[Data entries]

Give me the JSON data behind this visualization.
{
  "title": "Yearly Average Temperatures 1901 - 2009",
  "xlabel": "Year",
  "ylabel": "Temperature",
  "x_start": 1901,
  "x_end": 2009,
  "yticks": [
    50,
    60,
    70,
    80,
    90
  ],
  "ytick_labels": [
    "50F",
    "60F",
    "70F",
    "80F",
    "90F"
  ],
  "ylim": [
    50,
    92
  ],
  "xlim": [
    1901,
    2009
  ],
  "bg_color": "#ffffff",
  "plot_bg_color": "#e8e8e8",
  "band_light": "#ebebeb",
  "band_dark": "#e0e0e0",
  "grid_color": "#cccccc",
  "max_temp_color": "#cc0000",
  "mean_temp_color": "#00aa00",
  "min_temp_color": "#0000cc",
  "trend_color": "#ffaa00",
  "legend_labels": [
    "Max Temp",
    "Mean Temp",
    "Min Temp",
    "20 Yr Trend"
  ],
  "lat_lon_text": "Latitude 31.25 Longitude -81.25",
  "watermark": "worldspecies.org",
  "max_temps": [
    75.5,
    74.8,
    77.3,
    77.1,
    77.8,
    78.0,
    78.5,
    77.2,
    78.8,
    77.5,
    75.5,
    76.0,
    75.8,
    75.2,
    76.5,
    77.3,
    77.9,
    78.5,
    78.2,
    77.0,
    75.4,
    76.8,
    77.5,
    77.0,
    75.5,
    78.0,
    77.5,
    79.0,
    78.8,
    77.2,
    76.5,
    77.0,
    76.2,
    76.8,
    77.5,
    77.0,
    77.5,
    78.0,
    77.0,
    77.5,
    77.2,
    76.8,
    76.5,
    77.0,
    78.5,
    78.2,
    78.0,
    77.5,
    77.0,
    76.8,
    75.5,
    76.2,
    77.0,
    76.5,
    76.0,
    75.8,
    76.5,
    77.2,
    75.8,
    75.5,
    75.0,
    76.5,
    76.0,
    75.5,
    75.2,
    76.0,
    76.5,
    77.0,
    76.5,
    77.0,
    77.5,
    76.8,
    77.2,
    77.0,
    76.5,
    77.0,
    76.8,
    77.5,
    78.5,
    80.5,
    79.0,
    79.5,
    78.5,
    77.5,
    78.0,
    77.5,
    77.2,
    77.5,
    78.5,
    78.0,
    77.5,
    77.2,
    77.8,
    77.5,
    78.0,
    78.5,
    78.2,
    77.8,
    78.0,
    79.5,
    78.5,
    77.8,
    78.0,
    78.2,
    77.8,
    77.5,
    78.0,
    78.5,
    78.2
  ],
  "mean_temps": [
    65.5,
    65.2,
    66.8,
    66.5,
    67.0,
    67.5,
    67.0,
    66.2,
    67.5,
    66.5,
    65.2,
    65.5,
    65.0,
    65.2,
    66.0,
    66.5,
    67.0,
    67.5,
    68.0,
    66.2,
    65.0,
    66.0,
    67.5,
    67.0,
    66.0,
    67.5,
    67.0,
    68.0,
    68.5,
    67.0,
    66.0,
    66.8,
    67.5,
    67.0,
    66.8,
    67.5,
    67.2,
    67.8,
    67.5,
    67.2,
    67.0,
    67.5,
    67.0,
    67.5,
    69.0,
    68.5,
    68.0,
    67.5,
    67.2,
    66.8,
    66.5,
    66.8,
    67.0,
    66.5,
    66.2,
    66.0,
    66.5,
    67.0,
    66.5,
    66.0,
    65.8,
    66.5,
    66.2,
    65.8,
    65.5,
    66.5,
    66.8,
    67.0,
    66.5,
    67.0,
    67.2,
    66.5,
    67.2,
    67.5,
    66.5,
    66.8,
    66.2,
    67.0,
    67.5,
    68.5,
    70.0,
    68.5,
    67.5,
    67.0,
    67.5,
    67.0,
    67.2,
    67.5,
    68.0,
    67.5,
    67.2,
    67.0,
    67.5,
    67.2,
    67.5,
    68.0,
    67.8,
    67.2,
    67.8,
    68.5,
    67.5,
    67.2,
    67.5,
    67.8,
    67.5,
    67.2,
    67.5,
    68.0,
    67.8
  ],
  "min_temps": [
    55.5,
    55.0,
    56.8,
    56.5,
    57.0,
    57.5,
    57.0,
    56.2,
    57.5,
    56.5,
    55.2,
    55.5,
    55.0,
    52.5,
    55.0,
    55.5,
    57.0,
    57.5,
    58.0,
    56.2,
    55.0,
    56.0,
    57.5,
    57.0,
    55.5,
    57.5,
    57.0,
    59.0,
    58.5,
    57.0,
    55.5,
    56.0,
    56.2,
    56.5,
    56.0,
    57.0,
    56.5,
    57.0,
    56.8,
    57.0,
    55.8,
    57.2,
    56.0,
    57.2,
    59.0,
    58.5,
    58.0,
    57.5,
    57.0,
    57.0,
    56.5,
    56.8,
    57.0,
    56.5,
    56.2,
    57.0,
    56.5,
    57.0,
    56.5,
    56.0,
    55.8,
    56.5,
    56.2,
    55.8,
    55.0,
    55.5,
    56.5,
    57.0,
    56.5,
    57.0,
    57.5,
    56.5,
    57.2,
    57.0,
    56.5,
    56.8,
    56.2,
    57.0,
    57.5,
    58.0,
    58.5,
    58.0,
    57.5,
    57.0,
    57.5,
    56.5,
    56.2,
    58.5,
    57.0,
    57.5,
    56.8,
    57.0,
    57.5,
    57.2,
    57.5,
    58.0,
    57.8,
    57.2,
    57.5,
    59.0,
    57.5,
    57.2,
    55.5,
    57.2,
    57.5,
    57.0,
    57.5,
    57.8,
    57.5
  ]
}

Exercise prompt:
Please reproduce each record precisely as written.

Task result:
Give me the JSON data behind this visualization.
{
  "title": "Yearly Average Temperatures 1901 - 2009",
  "xlabel": "Year",
  "ylabel": "Temperature",
  "x_start": 1901,
  "x_end": 2009,
  "yticks": [
    50,
    60,
    70,
    80,
    90
  ],
  "ytick_labels": [
    "50F",
    "60F",
    "70F",
    "80F",
    "90F"
  ],
  "ylim": [
    50,
    92
  ],
  "xlim": [
    1901,
    2009
  ],
  "bg_color": "#ffffff",
  "plot_bg_color": "#e8e8e8",
  "band_light": "#ebebeb",
  "band_dark": "#e0e0e0",
  "grid_color": "#cccccc",
  "max_temp_color": "#cc0000",
  "mean_temp_color": "#00aa00",
  "min_temp_color": "#0000cc",
  "trend_color": "#ffaa00",
  "legend_labels": [
    "Max Temp",
    "Mean Temp",
    "Min Temp",
    "20 Yr Trend"
  ],
  "lat_lon_text": "Latitude 31.25 Longitude -81.25",
  "watermark": "worldspecies.org",
  "max_temps": [
    75.5,
    74.8,
    77.3,
    77.1,
    77.8,
    78.0,
    78.5,
    77.2,
    78.8,
    77.5,
    75.5,
    76.0,
    75.8,
    75.2,
    76.5,
    77.3,
    77.9,
    78.5,
    78.2,
    77.0,
    75.4,
    76.8,
    77.5,
    77.0,
    75.5,
    78.0,
    77.5,
    79.0,
    78.8,
    77.2,
    76.5,
    77.0,
    76.2,
    76.8,
    77.5,
    77.0,
    77.5,
    78.0,
    77.0,
    77.5,
    77.2,
    76.8,
    76.5,
    77.0,
    78.5,
    78.2,
    78.0,
    77.5,
    77.0,
    76.8,
    75.5,
    76.2,
    77.0,
    76.5,
    76.0,
    75.8,
    76.5,
    77.2,
    75.8,
    75.5,
    75.0,
    76.5,
    76.0,
    75.5,
    75.2,
    76.0,
    76.5,
    77.0,
    76.5,
    77.0,
    77.5,
    76.8,
    77.2,
    77.0,
    76.5,
    77.0,
    76.8,
    77.5,
    78.5,
    80.5,
    79.0,
    79.5,
    78.5,
    77.5,
    78.0,
    77.5,
    77.2,
    77.5,
    78.5,
    78.0,
    77.5,
    77.2,
    77.8,
    77.5,
    78.0,
    78.5,
    78.2,
    77.8,
    78.0,
    79.5,
    78.5,
    77.8,
    78.0,
    78.2,
    77.8,
    77.5,
    78.0,
    78.5,
    78.2
  ],
  "mean_temps": [
    65.5,
    65.2,
    66.8,
    66.5,
    67.0,
    67.5,
    67.0,
    66.2,
    67.5,
    66.5,
    65.2,
    65.5,
    65.0,
    65.2,
    66.0,
    66.5,
    67.0,
    67.5,
    68.0,
    66.2,
    65.0,
    66.0,
    67.5,
    67.0,
    66.0,
    67.5,
    67.0,
    68.0,
    68.5,
    67.0,
    66.0,
    66.8,
    67.5,
    67.0,
    66.8,
    67.5,
    67.2,
    67.8,
    67.5,
    67.2,
    67.0,
    67.5,
    67.0,
    67.5,
    69.0,
    68.5,
    68.0,
    67.5,
    67.2,
    66.8,
    66.5,
    66.8,
    67.0,
    66.5,
    66.2,
    66.0,
    66.5,
    67.0,
    66.5,
    66.0,
    65.8,
    66.5,
    66.2,
    65.8,
    65.5,
    66.5,
    66.8,
    67.0,
    66.5,
    67.0,
    67.2,
    66.5,
    67.2,
    67.5,
    66.5,
    66.8,
    66.2,
    67.0,
    67.5,
    68.5,
    70.0,
    68.5,
    67.5,
    67.0,
    67.5,
    67.0,
    67.2,
    67.5,
    68.0,
    67.5,
    67.2,
    67.0,
    67.5,
    67.2,
    67.5,
    68.0,
    67.8,
    67.2,
    67.8,
    68.5,
    67.5,
    67.2,
    67.5,
    67.8,
    67.5,
    67.2,
    67.5,
    68.0,
    67.8
  ],
  "min_temps": [
    55.5,
    55.0,
    56.8,
    56.5,
    57.0,
    57.5,
    57.0,
    56.2,
    57.5,
    56.5,
    55.2,
    55.5,
    55.0,
    52.5,
    55.0,
    55.5,
    57.0,
    57.5,
    58.0,
    56.2,
    55.0,
    56.0,
    57.5,
    57.0,
    55.5,
    57.5,
    57.0,
    59.0,
    58.5,
    57.0,
    55.5,
    56.0,
    56.2,
    56.5,
    56.0,
    57.0,
    56.5,
    57.0,
    56.8,
    57.0,
    55.8,
    57.2,
    56.0,
    57.2,
    59.0,
    58.5,
    58.0,
    57.5,
    57.0,
    57.0,
    56.5,
    56.8,
    57.0,
    56.5,
    56.2,
    57.0,
    56.5,
    57.0,
    56.5,
    56.0,
    55.8,
    56.5,
    56.2,
    55.8,
    55.0,
    55.5,
    56.5,
    57.0,
    56.5,
    57.0,
    57.5,
    56.5,
    57.2,
    57.0,
    56.5,
    56.8,
    56.2,
    57.0,
    57.5,
    58.0,
    58.5,
    58.0,
    57.5,
    57.0,
    57.5,
    56.5,
    56.2,
    58.5,
    57.0,
    57.5,
    56.8,
    57.0,
    57.5,
    57.2,
    57.5,
    58.0,
    57.8,
    57.2,
    57.5,
    59.0,
    57.5,
    57.2,
    55.5,
    57.2,
    57.5,
    57.0,
    57.5,
    57.8,
    57.5
  ]
}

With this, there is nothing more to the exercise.